• [Stated goal]: Copy each line of the entries beneath that contains the word "down".

• [Record list]:
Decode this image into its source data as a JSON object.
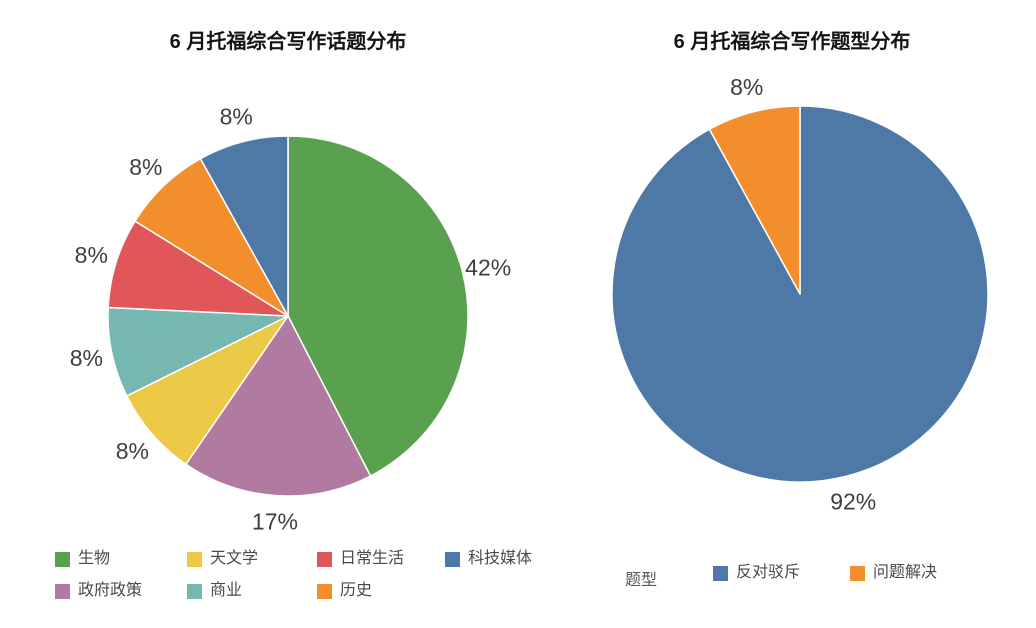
{
  "colors": {
    "green": "#59A14F",
    "yellow": "#EDC948",
    "red": "#E15759",
    "blue": "#4E79A7",
    "purple": "#B07AA1",
    "teal": "#76B7B2",
    "orange": "#F28E2B",
    "label_text": "#3f3f3f",
    "title_text": "#141414",
    "legend_text": "#4a4a4a"
  },
  "chart_data": [
    {
      "type": "pie",
      "title": "6 月托福综合写作话题分布",
      "start_angle": "top, clockwise",
      "slices": [
        {
          "label": "生物",
          "value": 42,
          "display": "42%",
          "color": "#59A14F"
        },
        {
          "label": "政府政策",
          "value": 17,
          "display": "17%",
          "color": "#B07AA1"
        },
        {
          "label": "天文学",
          "value": 8,
          "display": "8%",
          "color": "#EDC948"
        },
        {
          "label": "商业",
          "value": 8,
          "display": "8%",
          "color": "#76B7B2"
        },
        {
          "label": "日常生活",
          "value": 8,
          "display": "8%",
          "color": "#E15759"
        },
        {
          "label": "历史",
          "value": 8,
          "display": "8%",
          "color": "#F28E2B"
        },
        {
          "label": "科技媒体",
          "value": 8,
          "display": "8%",
          "color": "#4E79A7"
        }
      ],
      "legend": [
        {
          "label": "生物",
          "color": "#59A14F"
        },
        {
          "label": "天文学",
          "color": "#EDC948"
        },
        {
          "label": "日常生活",
          "color": "#E15759"
        },
        {
          "label": "科技媒体",
          "color": "#4E79A7"
        },
        {
          "label": "政府政策",
          "color": "#B07AA1"
        },
        {
          "label": "商业",
          "color": "#76B7B2"
        },
        {
          "label": "历史",
          "color": "#F28E2B"
        }
      ]
    },
    {
      "type": "pie",
      "title": "6 月托福综合写作题型分布",
      "legend_title": "题型",
      "start_angle": "top, clockwise",
      "slices": [
        {
          "label": "反对驳斥",
          "value": 92,
          "display": "92%",
          "color": "#4E79A7"
        },
        {
          "label": "问题解决",
          "value": 8,
          "display": "8%",
          "color": "#F28E2B"
        }
      ],
      "legend": [
        {
          "label": "反对驳斥",
          "color": "#4E79A7"
        },
        {
          "label": "问题解决",
          "color": "#F28E2B"
        }
      ]
    }
  ]
}
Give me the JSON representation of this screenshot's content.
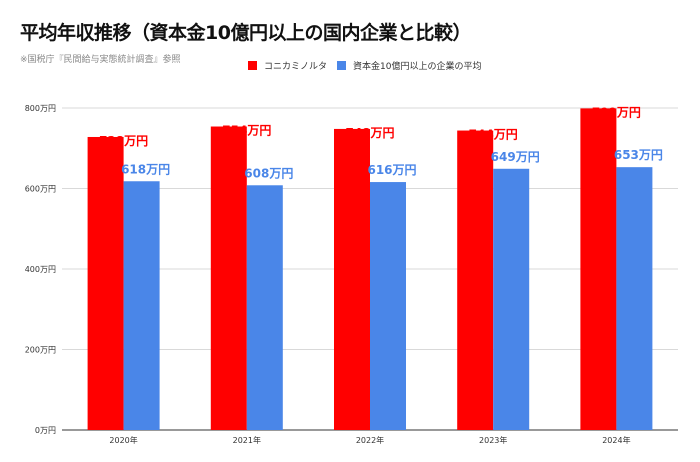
{
  "title": "平均年収推移（資本金10億円以上の国内企業と比較）",
  "source": "※国税庁『民間給与実態統計調査』参照",
  "colors": {
    "series1": "#ff0000",
    "series2": "#4a86e8",
    "grid": "#d9d9d9",
    "axis_text": "#333333"
  },
  "chart_data": {
    "type": "bar",
    "categories": [
      "2020年",
      "2021年",
      "2022年",
      "2023年",
      "2024年"
    ],
    "series": [
      {
        "name": "コニカミノルタ",
        "values": [
          728,
          754,
          748,
          744,
          799
        ],
        "labels": [
          "728万円",
          "754万円",
          "748万円",
          "744万円",
          "799万円"
        ]
      },
      {
        "name": "資本金10億円以上の企業の平均",
        "values": [
          618,
          608,
          616,
          649,
          653
        ],
        "labels": [
          "618万円",
          "608万円",
          "616万円",
          "649万円",
          "653万円"
        ]
      }
    ],
    "ylim": [
      0,
      800
    ],
    "yticks": [
      0,
      200,
      400,
      600,
      800
    ],
    "ytick_labels": [
      "0万円",
      "200万円",
      "400万円",
      "600万円",
      "800万円"
    ],
    "grid": true,
    "legend": "top"
  }
}
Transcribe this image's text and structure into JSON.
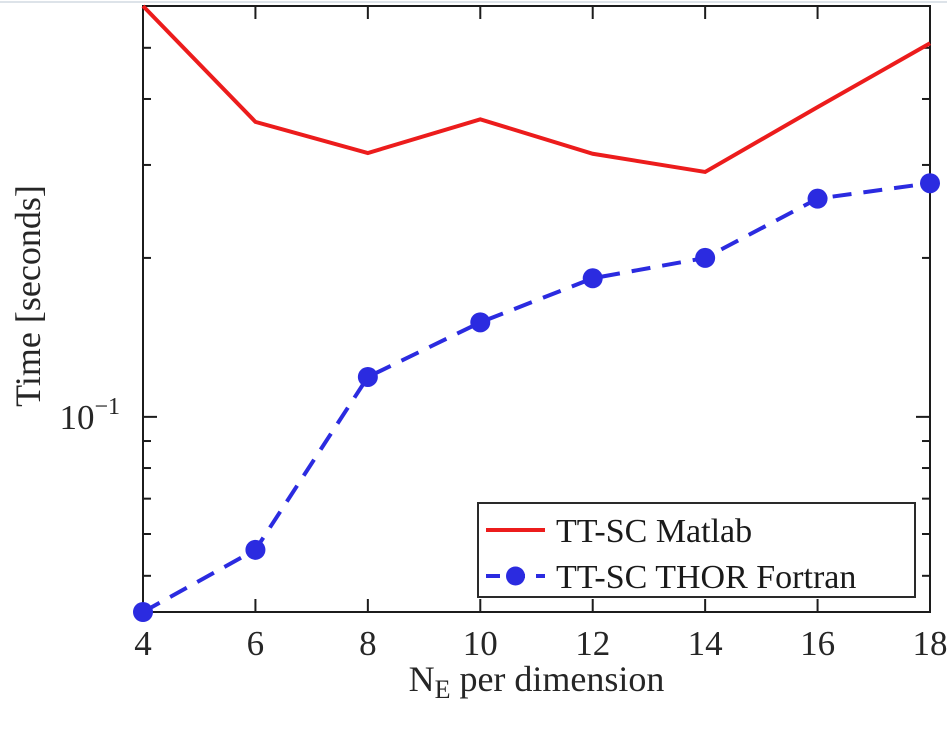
{
  "page": {
    "background": "#ffffff",
    "window_top_edge_color": "#dde3e9"
  },
  "chart_data": {
    "type": "line",
    "title": "",
    "xlabel": "N_E per dimension",
    "xlabel_parts": {
      "pre": "N",
      "sub": "E",
      "post": " per dimension"
    },
    "ylabel": "Time [seconds]",
    "yscale": "log",
    "grid": false,
    "xlim": [
      4,
      18
    ],
    "ylim": [
      0.0427,
      0.6
    ],
    "x": [
      4,
      6,
      8,
      10,
      12,
      14,
      16,
      18
    ],
    "series": [
      {
        "name": "TT-SC Matlab",
        "color": "#ec1c1c",
        "line_style": "solid",
        "marker": "none",
        "values": [
          0.6,
          0.362,
          0.316,
          0.366,
          0.315,
          0.291,
          0.386,
          0.51
        ]
      },
      {
        "name": "TT-SC THOR Fortran",
        "color": "#2b2be0",
        "line_style": "dashed",
        "marker": "circle",
        "values": [
          0.0427,
          0.056,
          0.119,
          0.151,
          0.183,
          0.2,
          0.259,
          0.277
        ]
      }
    ],
    "xticks": {
      "values": [
        4,
        6,
        8,
        10,
        12,
        14,
        16,
        18
      ],
      "labels": [
        "4",
        "6",
        "8",
        "10",
        "12",
        "14",
        "16",
        "18"
      ]
    },
    "ytick_major": {
      "value": 0.1,
      "label_base": "10",
      "label_exp": "−1"
    },
    "ytick_minor": [
      0.05,
      0.06,
      0.07,
      0.08,
      0.09,
      0.2,
      0.3,
      0.4,
      0.5
    ],
    "legend": {
      "position": "bottom-right",
      "entries": [
        "TT-SC Matlab",
        "TT-SC THOR Fortran"
      ]
    },
    "axis_color": "#1c1c1c",
    "text_color": "#262626",
    "legend_border_color": "#2a2a2a"
  }
}
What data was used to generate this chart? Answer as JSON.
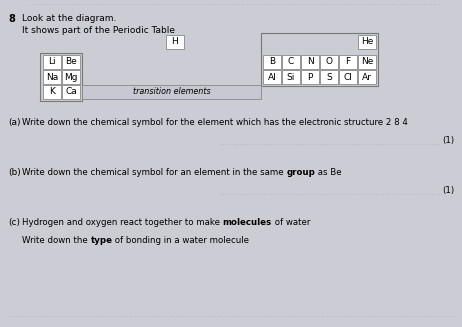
{
  "bg_color": "#ccccd4",
  "title_number": "8",
  "intro_line1": "Look at the diagram.",
  "intro_line2": "It shows part of the Periodic Table",
  "left_col1_syms": [
    "Li",
    "Na",
    "K"
  ],
  "left_col2_syms": [
    "Be",
    "Mg",
    "Ca"
  ],
  "right_row1_syms": [
    "B",
    "C",
    "N",
    "O",
    "F",
    "Ne"
  ],
  "right_row2_syms": [
    "Al",
    "Si",
    "P",
    "S",
    "Cl",
    "Ar"
  ],
  "H_sym": "H",
  "He_sym": "He",
  "transition_label": "transition elements",
  "qa": [
    {
      "label": "(a)",
      "pre": "Write down the chemical symbol for the element which has the electronic structure 2 8 4",
      "bold": "",
      "post": "",
      "mark": "(1)",
      "sub_pre": "",
      "sub_bold": "",
      "sub_post": ""
    },
    {
      "label": "(b)",
      "pre": "Write down the chemical symbol for an element in the same ",
      "bold": "group",
      "post": " as Be",
      "mark": "(1)",
      "sub_pre": "",
      "sub_bold": "",
      "sub_post": ""
    },
    {
      "label": "(c)",
      "pre": "Hydrogen and oxygen react together to make ",
      "bold": "molecules",
      "post": " of water",
      "mark": "",
      "sub_pre": "Write down the ",
      "sub_bold": "type",
      "sub_post": " of bonding in a water molecule"
    }
  ]
}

• [Solution for this problem]:
      "pre": "Write down the chemical symbol for the element which has the electronic structure 2 8 4",
      "pre": "Write down the chemical symbol for an element in the same ",
      "sub_pre": "Write down the ",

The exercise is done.